**Short exercise**
Each entry must be given again exactly; images do not belong in the copy.

Data extracted from a collection
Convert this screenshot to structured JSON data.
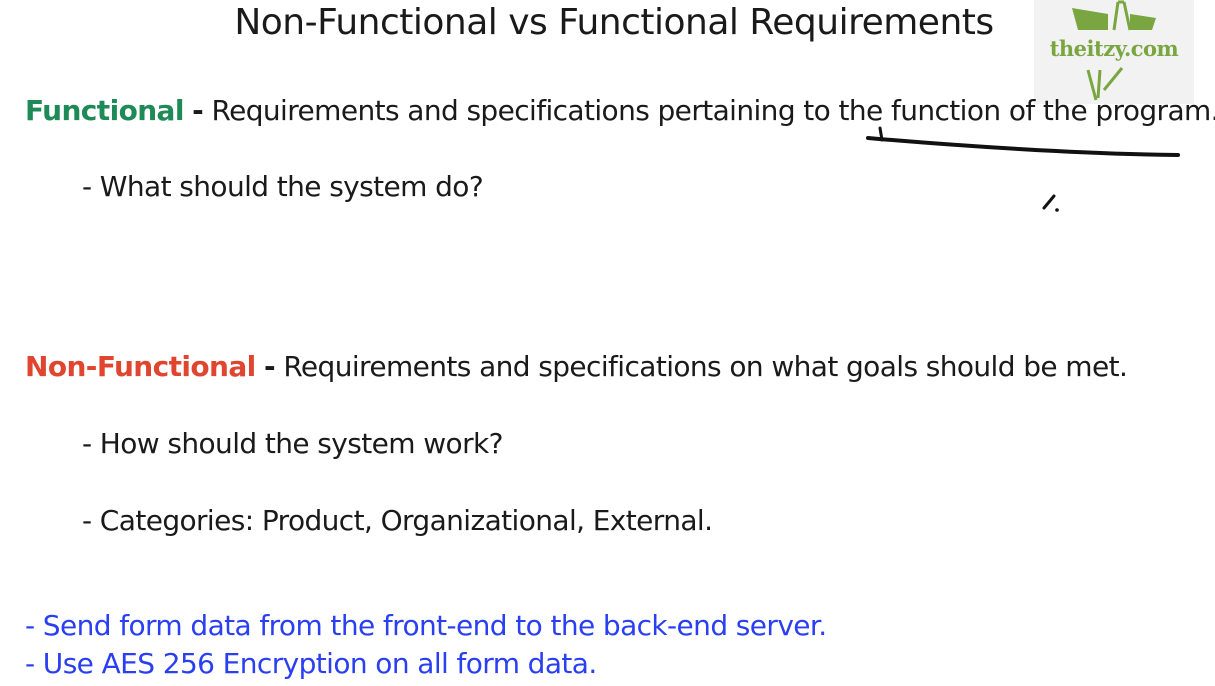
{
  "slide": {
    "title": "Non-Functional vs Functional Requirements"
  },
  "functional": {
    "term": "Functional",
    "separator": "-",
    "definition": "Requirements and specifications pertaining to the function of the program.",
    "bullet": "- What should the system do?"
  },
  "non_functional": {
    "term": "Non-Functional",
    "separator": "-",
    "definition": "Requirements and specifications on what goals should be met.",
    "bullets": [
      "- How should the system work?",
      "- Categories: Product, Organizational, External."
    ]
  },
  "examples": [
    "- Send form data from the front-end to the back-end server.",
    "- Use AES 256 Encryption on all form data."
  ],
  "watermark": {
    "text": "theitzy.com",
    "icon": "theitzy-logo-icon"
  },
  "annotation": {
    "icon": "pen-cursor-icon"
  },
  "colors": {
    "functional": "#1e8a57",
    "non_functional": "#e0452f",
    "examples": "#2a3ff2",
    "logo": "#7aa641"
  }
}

**Solution to the problem**
Convert this screenshot to structured JSON data.
{
  "slide": {
    "title": "Non-Functional vs Functional Requirements"
  },
  "functional": {
    "term": "Functional",
    "separator": "-",
    "definition": "Requirements and specifications pertaining to the function of the program.",
    "bullet": "- What should the system do?"
  },
  "non_functional": {
    "term": "Non-Functional",
    "separator": "-",
    "definition": "Requirements and specifications on what goals should be met.",
    "bullets": [
      "- How should the system work?",
      "- Categories: Product, Organizational, External."
    ]
  },
  "examples": [
    "- Send form data from the front-end to the back-end server.",
    "- Use AES 256 Encryption on all form data."
  ],
  "watermark": {
    "text": "theitzy.com",
    "icon": "theitzy-logo-icon"
  },
  "annotation": {
    "icon": "pen-cursor-icon"
  },
  "colors": {
    "functional": "#1e8a57",
    "non_functional": "#e0452f",
    "examples": "#2a3ff2",
    "logo": "#7aa641"
  }
}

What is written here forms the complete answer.